┌────────

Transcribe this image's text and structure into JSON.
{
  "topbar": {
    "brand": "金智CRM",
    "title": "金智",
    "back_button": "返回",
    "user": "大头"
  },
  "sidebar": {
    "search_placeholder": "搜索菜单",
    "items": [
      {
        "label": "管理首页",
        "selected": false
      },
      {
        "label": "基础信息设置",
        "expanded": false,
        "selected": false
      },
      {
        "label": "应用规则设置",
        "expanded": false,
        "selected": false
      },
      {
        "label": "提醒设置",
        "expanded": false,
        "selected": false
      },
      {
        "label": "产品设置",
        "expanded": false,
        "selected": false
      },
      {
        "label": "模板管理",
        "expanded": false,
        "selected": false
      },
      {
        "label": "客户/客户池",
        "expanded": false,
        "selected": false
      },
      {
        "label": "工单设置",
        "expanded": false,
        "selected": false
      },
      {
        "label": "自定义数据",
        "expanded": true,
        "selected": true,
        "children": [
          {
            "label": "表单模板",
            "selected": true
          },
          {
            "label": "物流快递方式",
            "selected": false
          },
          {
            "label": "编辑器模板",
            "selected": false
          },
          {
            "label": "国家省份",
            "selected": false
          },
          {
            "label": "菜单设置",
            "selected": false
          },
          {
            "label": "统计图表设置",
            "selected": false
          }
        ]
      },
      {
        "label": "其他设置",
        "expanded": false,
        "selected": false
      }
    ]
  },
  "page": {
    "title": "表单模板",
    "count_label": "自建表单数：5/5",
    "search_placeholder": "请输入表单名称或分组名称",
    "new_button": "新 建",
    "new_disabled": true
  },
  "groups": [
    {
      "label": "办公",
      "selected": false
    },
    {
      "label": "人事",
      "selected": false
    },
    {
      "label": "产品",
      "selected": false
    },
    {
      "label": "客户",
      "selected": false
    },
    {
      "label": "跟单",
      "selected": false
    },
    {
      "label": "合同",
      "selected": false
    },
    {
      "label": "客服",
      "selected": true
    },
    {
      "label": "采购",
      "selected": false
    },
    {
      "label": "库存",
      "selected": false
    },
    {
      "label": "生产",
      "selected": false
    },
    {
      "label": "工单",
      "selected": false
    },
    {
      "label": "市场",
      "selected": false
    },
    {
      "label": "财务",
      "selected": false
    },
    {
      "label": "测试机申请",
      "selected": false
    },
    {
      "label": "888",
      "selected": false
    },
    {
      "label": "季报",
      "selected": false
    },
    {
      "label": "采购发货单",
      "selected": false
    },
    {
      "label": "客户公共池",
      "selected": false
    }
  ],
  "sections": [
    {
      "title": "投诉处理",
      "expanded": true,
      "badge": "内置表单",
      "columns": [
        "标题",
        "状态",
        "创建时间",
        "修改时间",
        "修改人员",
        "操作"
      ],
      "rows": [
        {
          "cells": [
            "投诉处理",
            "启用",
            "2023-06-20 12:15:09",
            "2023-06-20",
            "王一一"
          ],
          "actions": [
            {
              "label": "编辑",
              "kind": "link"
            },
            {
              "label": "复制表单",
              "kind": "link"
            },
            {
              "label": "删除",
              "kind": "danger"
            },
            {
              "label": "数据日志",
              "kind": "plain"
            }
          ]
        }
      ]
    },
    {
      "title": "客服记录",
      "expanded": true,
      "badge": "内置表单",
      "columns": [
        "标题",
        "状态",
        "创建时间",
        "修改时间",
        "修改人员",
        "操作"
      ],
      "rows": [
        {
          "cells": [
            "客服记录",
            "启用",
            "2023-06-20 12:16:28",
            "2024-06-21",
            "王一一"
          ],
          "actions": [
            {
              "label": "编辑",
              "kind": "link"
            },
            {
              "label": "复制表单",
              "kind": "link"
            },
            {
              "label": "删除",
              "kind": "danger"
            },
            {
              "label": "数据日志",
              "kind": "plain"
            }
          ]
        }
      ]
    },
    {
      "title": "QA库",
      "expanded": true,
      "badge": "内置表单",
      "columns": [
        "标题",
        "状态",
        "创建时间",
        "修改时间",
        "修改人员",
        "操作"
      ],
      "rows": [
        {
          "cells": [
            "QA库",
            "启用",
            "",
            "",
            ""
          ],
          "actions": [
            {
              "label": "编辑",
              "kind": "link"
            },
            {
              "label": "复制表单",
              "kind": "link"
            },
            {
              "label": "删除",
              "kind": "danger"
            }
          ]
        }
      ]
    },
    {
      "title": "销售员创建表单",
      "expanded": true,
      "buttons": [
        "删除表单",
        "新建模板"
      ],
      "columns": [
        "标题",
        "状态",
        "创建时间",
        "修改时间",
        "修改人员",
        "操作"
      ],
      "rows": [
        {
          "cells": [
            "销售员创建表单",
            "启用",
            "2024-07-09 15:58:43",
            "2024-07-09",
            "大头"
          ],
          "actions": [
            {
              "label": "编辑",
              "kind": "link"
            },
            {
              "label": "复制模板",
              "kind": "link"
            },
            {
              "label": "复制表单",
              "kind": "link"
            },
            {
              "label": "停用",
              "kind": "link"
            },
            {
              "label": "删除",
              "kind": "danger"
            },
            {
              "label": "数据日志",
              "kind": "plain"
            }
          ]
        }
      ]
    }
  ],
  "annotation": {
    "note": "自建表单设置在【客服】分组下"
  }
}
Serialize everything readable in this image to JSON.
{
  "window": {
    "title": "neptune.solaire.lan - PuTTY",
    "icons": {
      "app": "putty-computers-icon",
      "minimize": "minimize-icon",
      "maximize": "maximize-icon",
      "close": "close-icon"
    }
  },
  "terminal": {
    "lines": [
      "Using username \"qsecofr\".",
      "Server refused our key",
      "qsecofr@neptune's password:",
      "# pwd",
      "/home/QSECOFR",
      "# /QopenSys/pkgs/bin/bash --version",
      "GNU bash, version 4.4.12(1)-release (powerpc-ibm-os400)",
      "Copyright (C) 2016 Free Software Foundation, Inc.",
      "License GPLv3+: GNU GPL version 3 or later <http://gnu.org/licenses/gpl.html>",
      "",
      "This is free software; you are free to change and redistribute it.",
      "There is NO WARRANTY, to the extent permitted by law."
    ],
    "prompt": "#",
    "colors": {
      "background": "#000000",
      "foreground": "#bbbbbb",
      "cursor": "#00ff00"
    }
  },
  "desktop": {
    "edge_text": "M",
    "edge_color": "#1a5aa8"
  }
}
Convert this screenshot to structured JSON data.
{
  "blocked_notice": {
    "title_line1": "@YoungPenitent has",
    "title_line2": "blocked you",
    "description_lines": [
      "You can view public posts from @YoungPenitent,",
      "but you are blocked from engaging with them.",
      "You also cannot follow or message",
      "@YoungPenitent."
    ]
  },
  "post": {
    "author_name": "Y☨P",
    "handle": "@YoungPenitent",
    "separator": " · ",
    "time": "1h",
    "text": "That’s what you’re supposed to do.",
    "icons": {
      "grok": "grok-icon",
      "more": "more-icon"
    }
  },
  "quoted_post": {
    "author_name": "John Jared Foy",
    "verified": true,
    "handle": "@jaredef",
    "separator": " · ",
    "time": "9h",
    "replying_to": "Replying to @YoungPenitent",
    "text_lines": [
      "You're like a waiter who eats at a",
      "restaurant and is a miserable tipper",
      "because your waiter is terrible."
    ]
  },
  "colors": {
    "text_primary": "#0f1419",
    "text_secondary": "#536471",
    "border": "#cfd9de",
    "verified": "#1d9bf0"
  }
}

└────────

WRITTEN REQUEST - Copy every line of the records word for word.

TASK RESULT -
Transcribe this image's text and structure into JSON.
{
  "topbar": {
    "brand": "金智CRM",
    "title": "金智",
    "back_button": "返回",
    "user": "大头"
  },
  "sidebar": {
    "search_placeholder": "搜索菜单",
    "items": [
      {
        "label": "管理首页",
        "selected": false
      },
      {
        "label": "基础信息设置",
        "expanded": false,
        "selected": false
      },
      {
        "label": "应用规则设置",
        "expanded": false,
        "selected": false
      },
      {
        "label": "提醒设置",
        "expanded": false,
        "selected": false
      },
      {
        "label": "产品设置",
        "expanded": false,
        "selected": false
      },
      {
        "label": "模板管理",
        "expanded": false,
        "selected": false
      },
      {
        "label": "客户/客户池",
        "expanded": false,
        "selected": false
      },
      {
        "label": "工单设置",
        "expanded": false,
        "selected": false
      },
      {
        "label": "自定义数据",
        "expanded": true,
        "selected": true,
        "children": [
          {
            "label": "表单模板",
            "selected": true
          },
          {
            "label": "物流快递方式",
            "selected": false
          },
          {
            "label": "编辑器模板",
            "selected": false
          },
          {
            "label": "国家省份",
            "selected": false
          },
          {
            "label": "菜单设置",
            "selected": false
          },
          {
            "label": "统计图表设置",
            "selected": false
          }
        ]
      },
      {
        "label": "其他设置",
        "expanded": false,
        "selected": false
      }
    ]
  },
  "page": {
    "title": "表单模板",
    "count_label": "自建表单数：5/5",
    "search_placeholder": "请输入表单名称或分组名称",
    "new_button": "新 建",
    "new_disabled": true
  },
  "groups": [
    {
      "label": "办公",
      "selected": false
    },
    {
      "label": "人事",
      "selected": false
    },
    {
      "label": "产品",
      "selected": false
    },
    {
      "label": "客户",
      "selected": false
    },
    {
      "label": "跟单",
      "selected": false
    },
    {
      "label": "合同",
      "selected": false
    },
    {
      "label": "客服",
      "selected": true
    },
    {
      "label": "采购",
      "selected": false
    },
    {
      "label": "库存",
      "selected": false
    },
    {
      "label": "生产",
      "selected": false
    },
    {
      "label": "工单",
      "selected": false
    },
    {
      "label": "市场",
      "selected": false
    },
    {
      "label": "财务",
      "selected": false
    },
    {
      "label": "测试机申请",
      "selected": false
    },
    {
      "label": "888",
      "selected": false
    },
    {
      "label": "季报",
      "selected": false
    },
    {
      "label": "采购发货单",
      "selected": false
    },
    {
      "label": "客户公共池",
      "selected": false
    }
  ],
  "sections": [
    {
      "title": "投诉处理",
      "expanded": true,
      "badge": "内置表单",
      "columns": [
        "标题",
        "状态",
        "创建时间",
        "修改时间",
        "修改人员",
        "操作"
      ],
      "rows": [
        {
          "cells": [
            "投诉处理",
            "启用",
            "2023-06-20 12:15:09",
            "2023-06-20",
            "王一一"
          ],
          "actions": [
            {
              "label": "编辑",
              "kind": "link"
            },
            {
              "label": "复制表单",
              "kind": "link"
            },
            {
              "label": "删除",
              "kind": "danger"
            },
            {
              "label": "数据日志",
              "kind": "plain"
            }
          ]
        }
      ]
    },
    {
      "title": "客服记录",
      "expanded": true,
      "badge": "内置表单",
      "columns": [
        "标题",
        "状态",
        "创建时间",
        "修改时间",
        "修改人员",
        "操作"
      ],
      "rows": [
        {
          "cells": [
            "客服记录",
            "启用",
            "2023-06-20 12:16:28",
            "2024-06-21",
            "王一一"
          ],
          "actions": [
            {
              "label": "编辑",
              "kind": "link"
            },
            {
              "label": "复制表单",
              "kind": "link"
            },
            {
              "label": "删除",
              "kind": "danger"
            },
            {
              "label": "数据日志",
              "kind": "plain"
            }
          ]
        }
      ]
    },
    {
      "title": "QA库",
      "expanded": true,
      "badge": "内置表单",
      "columns": [
        "标题",
        "状态",
        "创建时间",
        "修改时间",
        "修改人员",
        "操作"
      ],
      "rows": [
        {
          "cells": [
            "QA库",
            "启用",
            "",
            "",
            ""
          ],
          "actions": [
            {
              "label": "编辑",
              "kind": "link"
            },
            {
              "label": "复制表单",
              "kind": "link"
            },
            {
              "label": "删除",
              "kind": "danger"
            }
          ]
        }
      ]
    },
    {
      "title": "销售员创建表单",
      "expanded": true,
      "buttons": [
        "删除表单",
        "新建模板"
      ],
      "columns": [
        "标题",
        "状态",
        "创建时间",
        "修改时间",
        "修改人员",
        "操作"
      ],
      "rows": [
        {
          "cells": [
            "销售员创建表单",
            "启用",
            "2024-07-09 15:58:43",
            "2024-07-09",
            "大头"
          ],
          "actions": [
            {
              "label": "编辑",
              "kind": "link"
            },
            {
              "label": "复制模板",
              "kind": "link"
            },
            {
              "label": "复制表单",
              "kind": "link"
            },
            {
              "label": "停用",
              "kind": "link"
            },
            {
              "label": "删除",
              "kind": "danger"
            },
            {
              "label": "数据日志",
              "kind": "plain"
            }
          ]
        }
      ]
    }
  ],
  "annotation": {
    "note": "自建表单设置在【客服】分组下"
  }
}
Serialize everything readable in this image to JSON.
{
  "window": {
    "title": "neptune.solaire.lan - PuTTY",
    "icons": {
      "app": "putty-computers-icon",
      "minimize": "minimize-icon",
      "maximize": "maximize-icon",
      "close": "close-icon"
    }
  },
  "terminal": {
    "lines": [
      "Using username \"qsecofr\".",
      "Server refused our key",
      "qsecofr@neptune's password:",
      "# pwd",
      "/home/QSECOFR",
      "# /QopenSys/pkgs/bin/bash --version",
      "GNU bash, version 4.4.12(1)-release (powerpc-ibm-os400)",
      "Copyright (C) 2016 Free Software Foundation, Inc.",
      "License GPLv3+: GNU GPL version 3 or later <http://gnu.org/licenses/gpl.html>",
      "",
      "This is free software; you are free to change and redistribute it.",
      "There is NO WARRANTY, to the extent permitted by law."
    ],
    "prompt": "#",
    "colors": {
      "background": "#000000",
      "foreground": "#bbbbbb",
      "cursor": "#00ff00"
    }
  },
  "desktop": {
    "edge_text": "M",
    "edge_color": "#1a5aa8"
  }
}
Convert this screenshot to structured JSON data.
{
  "blocked_notice": {
    "title_line1": "@YoungPenitent has",
    "title_line2": "blocked you",
    "description_lines": [
      "You can view public posts from @YoungPenitent,",
      "but you are blocked from engaging with them.",
      "You also cannot follow or message",
      "@YoungPenitent."
    ]
  },
  "post": {
    "author_name": "Y☨P",
    "handle": "@YoungPenitent",
    "separator": " · ",
    "time": "1h",
    "text": "That’s what you’re supposed to do.",
    "icons": {
      "grok": "grok-icon",
      "more": "more-icon"
    }
  },
  "quoted_post": {
    "author_name": "John Jared Foy",
    "verified": true,
    "handle": "@jaredef",
    "separator": " · ",
    "time": "9h",
    "replying_to": "Replying to @YoungPenitent",
    "text_lines": [
      "You're like a waiter who eats at a",
      "restaurant and is a miserable tipper",
      "because your waiter is terrible."
    ]
  },
  "colors": {
    "text_primary": "#0f1419",
    "text_secondary": "#536471",
    "border": "#cfd9de",
    "verified": "#1d9bf0"
  }
}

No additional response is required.